## Written instruction
Copy every record exactly, and keep the pictures out.

** START Dataset excerpts **

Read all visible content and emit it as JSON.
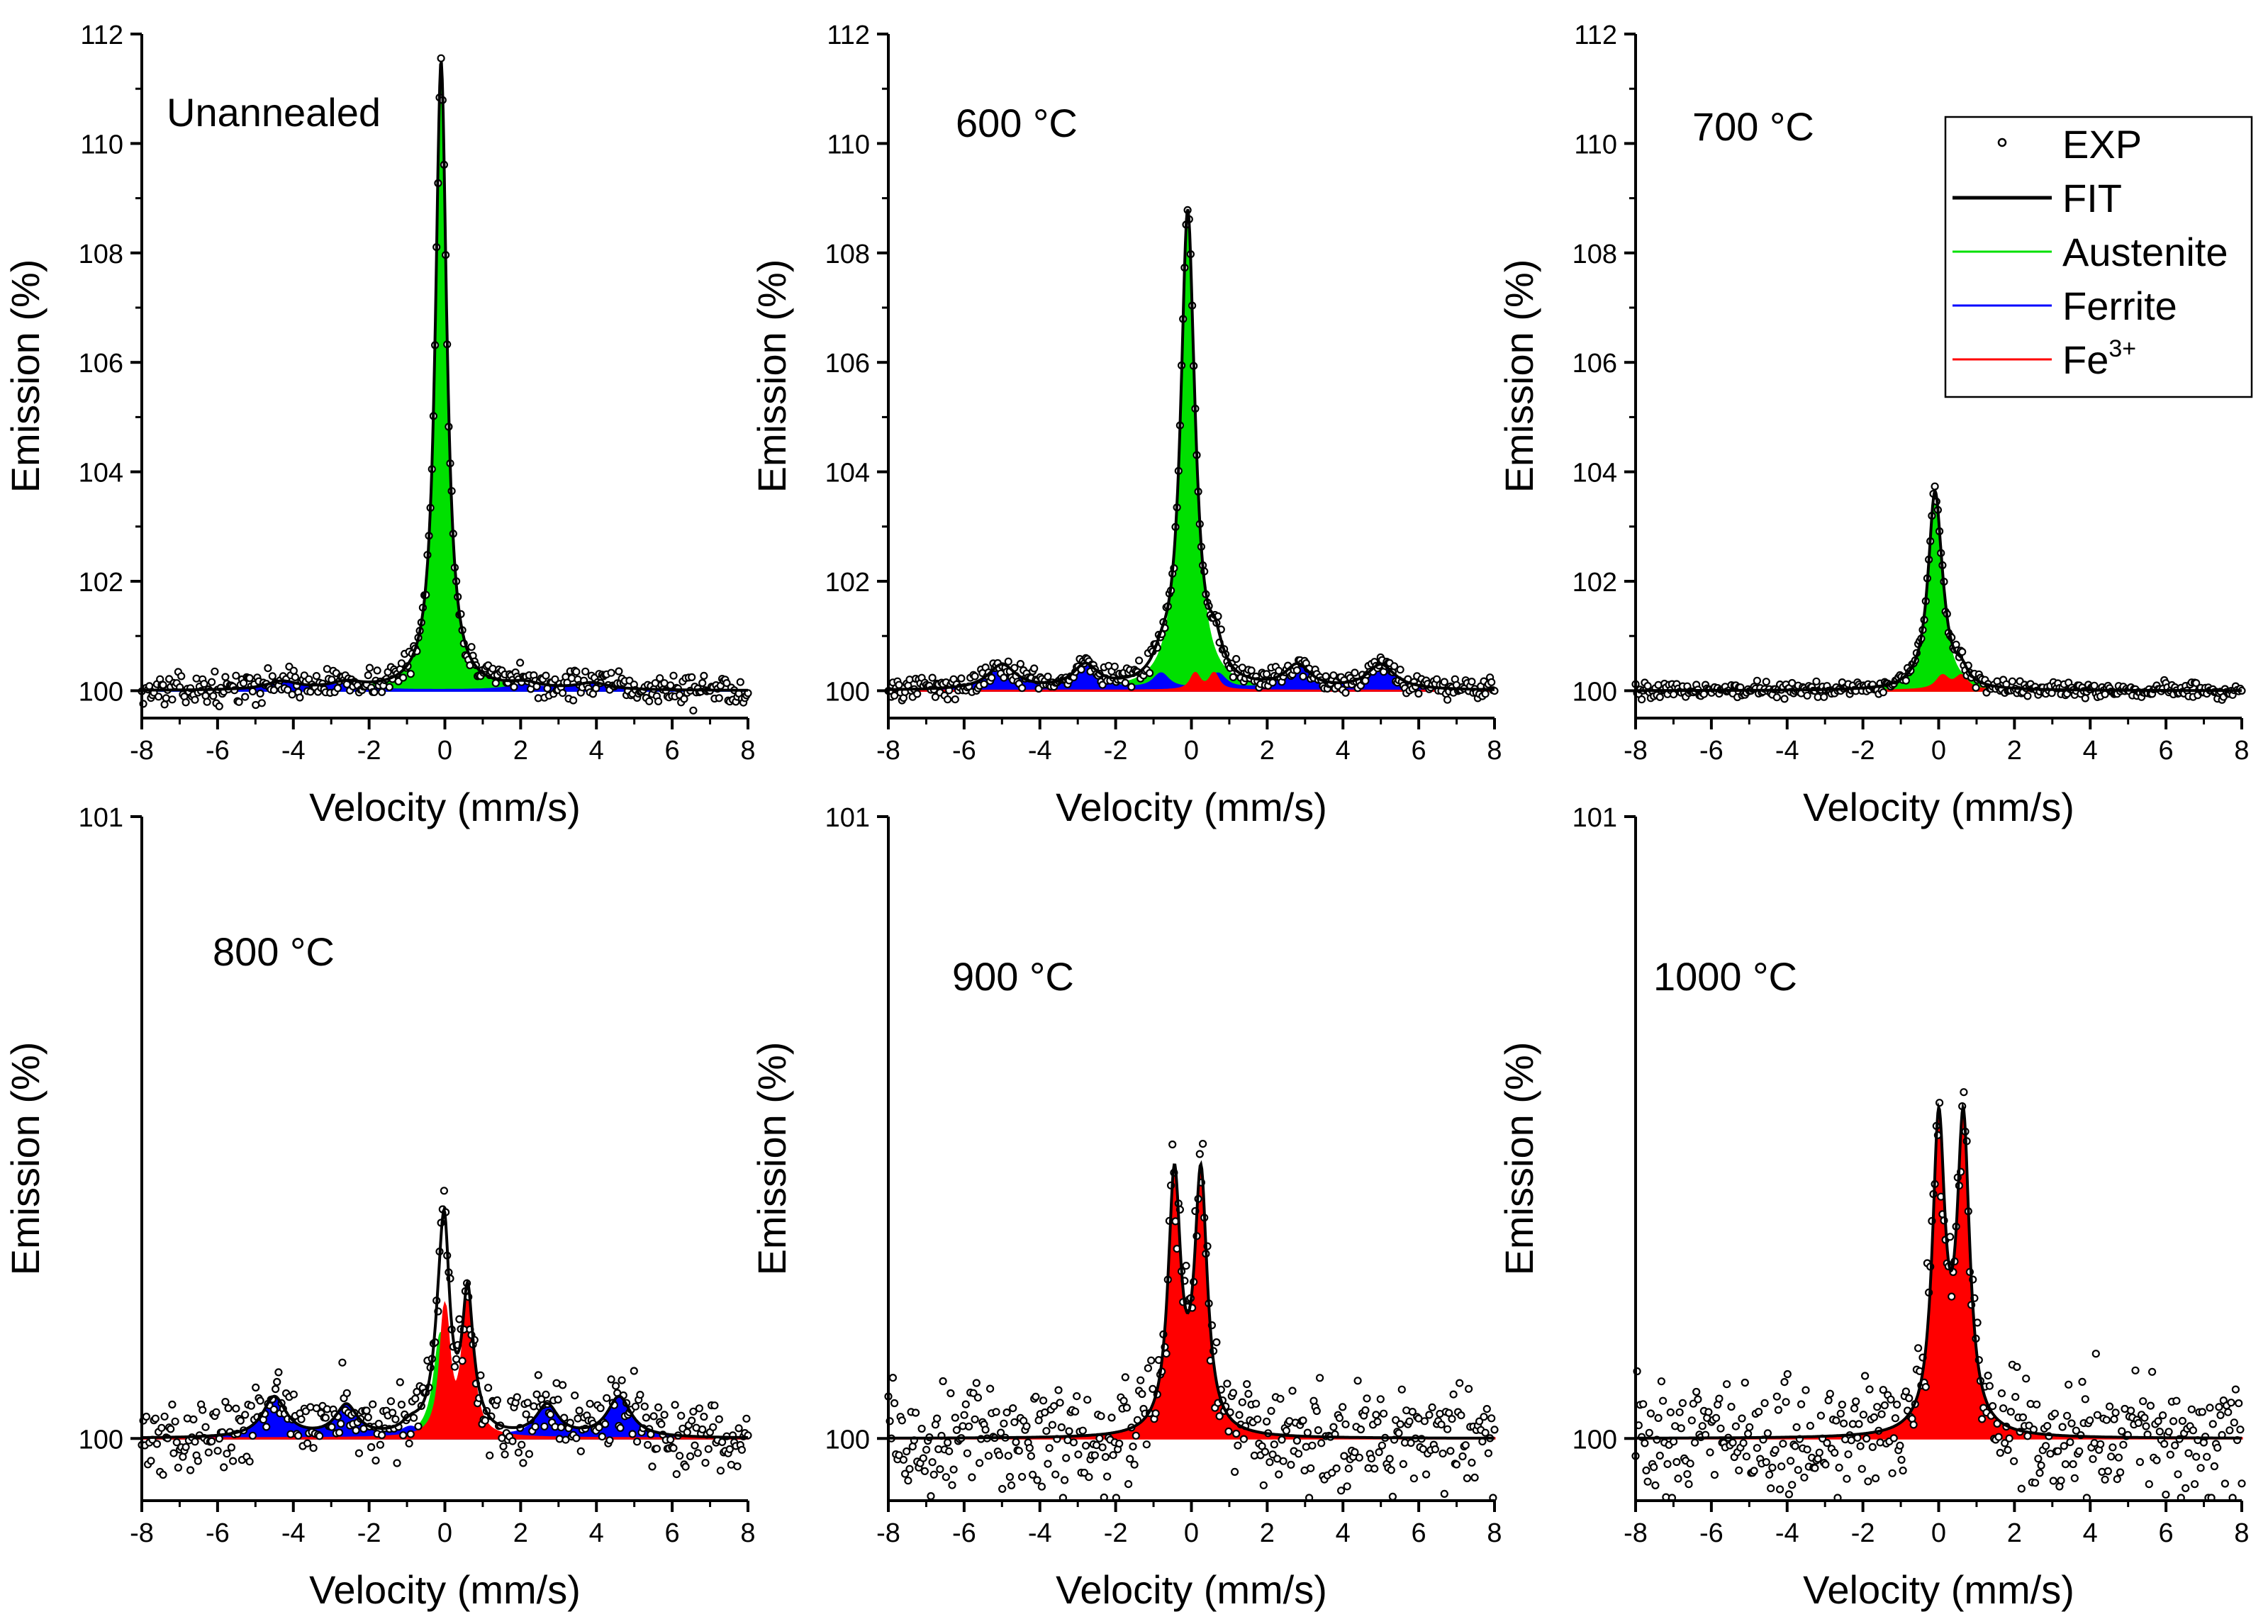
{
  "legend": {
    "items": [
      {
        "label": "EXP",
        "kind": "marker",
        "color": "#000000"
      },
      {
        "label": "FIT",
        "kind": "line",
        "color": "#000000"
      },
      {
        "label": "Austenite",
        "kind": "line",
        "color": "#00e000"
      },
      {
        "label": "Ferrite",
        "kind": "line",
        "color": "#0000ff"
      },
      {
        "label": "Fe",
        "sup": "3+",
        "kind": "line",
        "color": "#ff0000"
      }
    ]
  },
  "colors": {
    "austenite": "#00e000",
    "ferrite": "#0000ff",
    "fe3": "#ff0000",
    "fit": "#000000",
    "exp": "#000000"
  },
  "chart_data": [
    {
      "type": "area",
      "label": "Unannealed",
      "xlabel": "Velocity (mm/s)",
      "ylabel": "Emission (%)",
      "xlim": [
        -8,
        8
      ],
      "ylim": [
        99.5,
        112
      ],
      "x_ticks": [
        "-8",
        "-6",
        "-4",
        "-2",
        "0",
        "2",
        "4",
        "6",
        "8"
      ],
      "y_ticks": [
        "100",
        "102",
        "104",
        "106",
        "108",
        "110",
        "112"
      ],
      "components": [
        {
          "name": "Austenite",
          "lines": [
            {
              "x0": -0.1,
              "h": 11.5,
              "g": 0.18
            }
          ]
        },
        {
          "name": "Ferrite",
          "lines": [
            {
              "x0": -4.3,
              "h": 0.15,
              "g": 0.5
            },
            {
              "x0": -2.6,
              "h": 0.12,
              "g": 0.5
            },
            {
              "x0": 2.1,
              "h": 0.1,
              "g": 0.5
            },
            {
              "x0": 3.9,
              "h": 0.12,
              "g": 0.5
            }
          ]
        }
      ],
      "noise": 0.13
    },
    {
      "type": "area",
      "label": "600 °C",
      "xlabel": "Velocity (mm/s)",
      "ylabel": "Emission (%)",
      "xlim": [
        -8,
        8
      ],
      "ylim": [
        99.5,
        112
      ],
      "x_ticks": [
        "-8",
        "-6",
        "-4",
        "-2",
        "0",
        "2",
        "4",
        "6",
        "8"
      ],
      "y_ticks": [
        "100",
        "102",
        "104",
        "106",
        "108",
        "110",
        "112"
      ],
      "components": [
        {
          "name": "Austenite",
          "lines": [
            {
              "x0": -0.1,
              "h": 8.6,
              "g": 0.22
            }
          ]
        },
        {
          "name": "Ferrite",
          "lines": [
            {
              "x0": -5.0,
              "h": 0.45,
              "g": 0.45
            },
            {
              "x0": -2.8,
              "h": 0.42,
              "g": 0.4
            },
            {
              "x0": -0.8,
              "h": 0.28,
              "g": 0.25
            },
            {
              "x0": 0.7,
              "h": 0.28,
              "g": 0.25
            },
            {
              "x0": 2.8,
              "h": 0.42,
              "g": 0.4
            },
            {
              "x0": 5.0,
              "h": 0.45,
              "g": 0.45
            }
          ]
        },
        {
          "name": "Fe3+",
          "lines": [
            {
              "x0": 0.1,
              "h": 0.3,
              "g": 0.15
            },
            {
              "x0": 0.6,
              "h": 0.3,
              "g": 0.15
            }
          ]
        }
      ],
      "noise": 0.1
    },
    {
      "type": "area",
      "label": "700 °C",
      "xlabel": "Velocity (mm/s)",
      "ylabel": "Emission (%)",
      "xlim": [
        -8,
        8
      ],
      "ylim": [
        99.5,
        112
      ],
      "x_ticks": [
        "-8",
        "-6",
        "-4",
        "-2",
        "0",
        "2",
        "4",
        "6",
        "8"
      ],
      "y_ticks": [
        "100",
        "102",
        "104",
        "106",
        "108",
        "110",
        "112"
      ],
      "components": [
        {
          "name": "Austenite",
          "lines": [
            {
              "x0": -0.1,
              "h": 3.5,
              "g": 0.22
            }
          ]
        },
        {
          "name": "Fe3+",
          "lines": [
            {
              "x0": 0.1,
              "h": 0.25,
              "g": 0.2
            },
            {
              "x0": 0.6,
              "h": 0.25,
              "g": 0.2
            }
          ]
        }
      ],
      "noise": 0.07
    },
    {
      "type": "area",
      "label": "800 °C",
      "xlabel": "Velocity (mm/s)",
      "ylabel": "Emission (%)",
      "xlim": [
        -8,
        8
      ],
      "ylim": [
        99.9,
        101
      ],
      "x_ticks": [
        "-8",
        "-6",
        "-4",
        "-2",
        "0",
        "2",
        "4",
        "6",
        "8"
      ],
      "y_ticks": [
        "100",
        "101"
      ],
      "components": [
        {
          "name": "Austenite",
          "lines": [
            {
              "x0": -0.1,
              "h": 0.17,
              "g": 0.22
            }
          ]
        },
        {
          "name": "Ferrite",
          "lines": [
            {
              "x0": -4.5,
              "h": 0.065,
              "g": 0.38
            },
            {
              "x0": -2.6,
              "h": 0.05,
              "g": 0.35
            },
            {
              "x0": -0.9,
              "h": 0.015,
              "g": 0.3
            },
            {
              "x0": 0.8,
              "h": 0.015,
              "g": 0.3
            },
            {
              "x0": 2.7,
              "h": 0.05,
              "g": 0.35
            },
            {
              "x0": 4.6,
              "h": 0.065,
              "g": 0.38
            }
          ]
        },
        {
          "name": "Fe3+",
          "lines": [
            {
              "x0": 0.0,
              "h": 0.2,
              "g": 0.15
            },
            {
              "x0": 0.6,
              "h": 0.21,
              "g": 0.17
            }
          ]
        }
      ],
      "noise": 0.028
    },
    {
      "type": "area",
      "label": "900 °C",
      "xlabel": "Velocity (mm/s)",
      "ylabel": "Emission (%)",
      "xlim": [
        -8,
        8
      ],
      "ylim": [
        99.9,
        101
      ],
      "x_ticks": [
        "-8",
        "-6",
        "-4",
        "-2",
        "0",
        "2",
        "4",
        "6",
        "8"
      ],
      "y_ticks": [
        "100",
        "101"
      ],
      "components": [
        {
          "name": "Fe3+",
          "lines": [
            {
              "x0": -0.45,
              "h": 0.41,
              "g": 0.2
            },
            {
              "x0": 0.25,
              "h": 0.41,
              "g": 0.2
            }
          ]
        }
      ],
      "noise": 0.045
    },
    {
      "type": "area",
      "label": "1000 °C",
      "xlabel": "Velocity (mm/s)",
      "ylabel": "Emission (%)",
      "xlim": [
        -8,
        8
      ],
      "ylim": [
        99.9,
        101
      ],
      "x_ticks": [
        "-8",
        "-6",
        "-4",
        "-2",
        "0",
        "2",
        "4",
        "6",
        "8"
      ],
      "y_ticks": [
        "100",
        "101"
      ],
      "components": [
        {
          "name": "Fe3+",
          "lines": [
            {
              "x0": 0.0,
              "h": 0.49,
              "g": 0.2
            },
            {
              "x0": 0.65,
              "h": 0.49,
              "g": 0.2
            }
          ]
        }
      ],
      "noise": 0.048
    }
  ]
}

** END Dataset excerpts **

## Exercise answer
Read all visible content and emit it as JSON.
{
  "legend": {
    "items": [
      {
        "label": "EXP",
        "kind": "marker",
        "color": "#000000"
      },
      {
        "label": "FIT",
        "kind": "line",
        "color": "#000000"
      },
      {
        "label": "Austenite",
        "kind": "line",
        "color": "#00e000"
      },
      {
        "label": "Ferrite",
        "kind": "line",
        "color": "#0000ff"
      },
      {
        "label": "Fe",
        "sup": "3+",
        "kind": "line",
        "color": "#ff0000"
      }
    ]
  },
  "colors": {
    "austenite": "#00e000",
    "ferrite": "#0000ff",
    "fe3": "#ff0000",
    "fit": "#000000",
    "exp": "#000000"
  },
  "chart_data": [
    {
      "type": "area",
      "label": "Unannealed",
      "xlabel": "Velocity (mm/s)",
      "ylabel": "Emission (%)",
      "xlim": [
        -8,
        8
      ],
      "ylim": [
        99.5,
        112
      ],
      "x_ticks": [
        "-8",
        "-6",
        "-4",
        "-2",
        "0",
        "2",
        "4",
        "6",
        "8"
      ],
      "y_ticks": [
        "100",
        "102",
        "104",
        "106",
        "108",
        "110",
        "112"
      ],
      "components": [
        {
          "name": "Austenite",
          "lines": [
            {
              "x0": -0.1,
              "h": 11.5,
              "g": 0.18
            }
          ]
        },
        {
          "name": "Ferrite",
          "lines": [
            {
              "x0": -4.3,
              "h": 0.15,
              "g": 0.5
            },
            {
              "x0": -2.6,
              "h": 0.12,
              "g": 0.5
            },
            {
              "x0": 2.1,
              "h": 0.1,
              "g": 0.5
            },
            {
              "x0": 3.9,
              "h": 0.12,
              "g": 0.5
            }
          ]
        }
      ],
      "noise": 0.13
    },
    {
      "type": "area",
      "label": "600 °C",
      "xlabel": "Velocity (mm/s)",
      "ylabel": "Emission (%)",
      "xlim": [
        -8,
        8
      ],
      "ylim": [
        99.5,
        112
      ],
      "x_ticks": [
        "-8",
        "-6",
        "-4",
        "-2",
        "0",
        "2",
        "4",
        "6",
        "8"
      ],
      "y_ticks": [
        "100",
        "102",
        "104",
        "106",
        "108",
        "110",
        "112"
      ],
      "components": [
        {
          "name": "Austenite",
          "lines": [
            {
              "x0": -0.1,
              "h": 8.6,
              "g": 0.22
            }
          ]
        },
        {
          "name": "Ferrite",
          "lines": [
            {
              "x0": -5.0,
              "h": 0.45,
              "g": 0.45
            },
            {
              "x0": -2.8,
              "h": 0.42,
              "g": 0.4
            },
            {
              "x0": -0.8,
              "h": 0.28,
              "g": 0.25
            },
            {
              "x0": 0.7,
              "h": 0.28,
              "g": 0.25
            },
            {
              "x0": 2.8,
              "h": 0.42,
              "g": 0.4
            },
            {
              "x0": 5.0,
              "h": 0.45,
              "g": 0.45
            }
          ]
        },
        {
          "name": "Fe3+",
          "lines": [
            {
              "x0": 0.1,
              "h": 0.3,
              "g": 0.15
            },
            {
              "x0": 0.6,
              "h": 0.3,
              "g": 0.15
            }
          ]
        }
      ],
      "noise": 0.1
    },
    {
      "type": "area",
      "label": "700 °C",
      "xlabel": "Velocity (mm/s)",
      "ylabel": "Emission (%)",
      "xlim": [
        -8,
        8
      ],
      "ylim": [
        99.5,
        112
      ],
      "x_ticks": [
        "-8",
        "-6",
        "-4",
        "-2",
        "0",
        "2",
        "4",
        "6",
        "8"
      ],
      "y_ticks": [
        "100",
        "102",
        "104",
        "106",
        "108",
        "110",
        "112"
      ],
      "components": [
        {
          "name": "Austenite",
          "lines": [
            {
              "x0": -0.1,
              "h": 3.5,
              "g": 0.22
            }
          ]
        },
        {
          "name": "Fe3+",
          "lines": [
            {
              "x0": 0.1,
              "h": 0.25,
              "g": 0.2
            },
            {
              "x0": 0.6,
              "h": 0.25,
              "g": 0.2
            }
          ]
        }
      ],
      "noise": 0.07
    },
    {
      "type": "area",
      "label": "800 °C",
      "xlabel": "Velocity (mm/s)",
      "ylabel": "Emission (%)",
      "xlim": [
        -8,
        8
      ],
      "ylim": [
        99.9,
        101
      ],
      "x_ticks": [
        "-8",
        "-6",
        "-4",
        "-2",
        "0",
        "2",
        "4",
        "6",
        "8"
      ],
      "y_ticks": [
        "100",
        "101"
      ],
      "components": [
        {
          "name": "Austenite",
          "lines": [
            {
              "x0": -0.1,
              "h": 0.17,
              "g": 0.22
            }
          ]
        },
        {
          "name": "Ferrite",
          "lines": [
            {
              "x0": -4.5,
              "h": 0.065,
              "g": 0.38
            },
            {
              "x0": -2.6,
              "h": 0.05,
              "g": 0.35
            },
            {
              "x0": -0.9,
              "h": 0.015,
              "g": 0.3
            },
            {
              "x0": 0.8,
              "h": 0.015,
              "g": 0.3
            },
            {
              "x0": 2.7,
              "h": 0.05,
              "g": 0.35
            },
            {
              "x0": 4.6,
              "h": 0.065,
              "g": 0.38
            }
          ]
        },
        {
          "name": "Fe3+",
          "lines": [
            {
              "x0": 0.0,
              "h": 0.2,
              "g": 0.15
            },
            {
              "x0": 0.6,
              "h": 0.21,
              "g": 0.17
            }
          ]
        }
      ],
      "noise": 0.028
    },
    {
      "type": "area",
      "label": "900 °C",
      "xlabel": "Velocity (mm/s)",
      "ylabel": "Emission (%)",
      "xlim": [
        -8,
        8
      ],
      "ylim": [
        99.9,
        101
      ],
      "x_ticks": [
        "-8",
        "-6",
        "-4",
        "-2",
        "0",
        "2",
        "4",
        "6",
        "8"
      ],
      "y_ticks": [
        "100",
        "101"
      ],
      "components": [
        {
          "name": "Fe3+",
          "lines": [
            {
              "x0": -0.45,
              "h": 0.41,
              "g": 0.2
            },
            {
              "x0": 0.25,
              "h": 0.41,
              "g": 0.2
            }
          ]
        }
      ],
      "noise": 0.045
    },
    {
      "type": "area",
      "label": "1000 °C",
      "xlabel": "Velocity (mm/s)",
      "ylabel": "Emission (%)",
      "xlim": [
        -8,
        8
      ],
      "ylim": [
        99.9,
        101
      ],
      "x_ticks": [
        "-8",
        "-6",
        "-4",
        "-2",
        "0",
        "2",
        "4",
        "6",
        "8"
      ],
      "y_ticks": [
        "100",
        "101"
      ],
      "components": [
        {
          "name": "Fe3+",
          "lines": [
            {
              "x0": 0.0,
              "h": 0.49,
              "g": 0.2
            },
            {
              "x0": 0.65,
              "h": 0.49,
              "g": 0.2
            }
          ]
        }
      ],
      "noise": 0.048
    }
  ]
}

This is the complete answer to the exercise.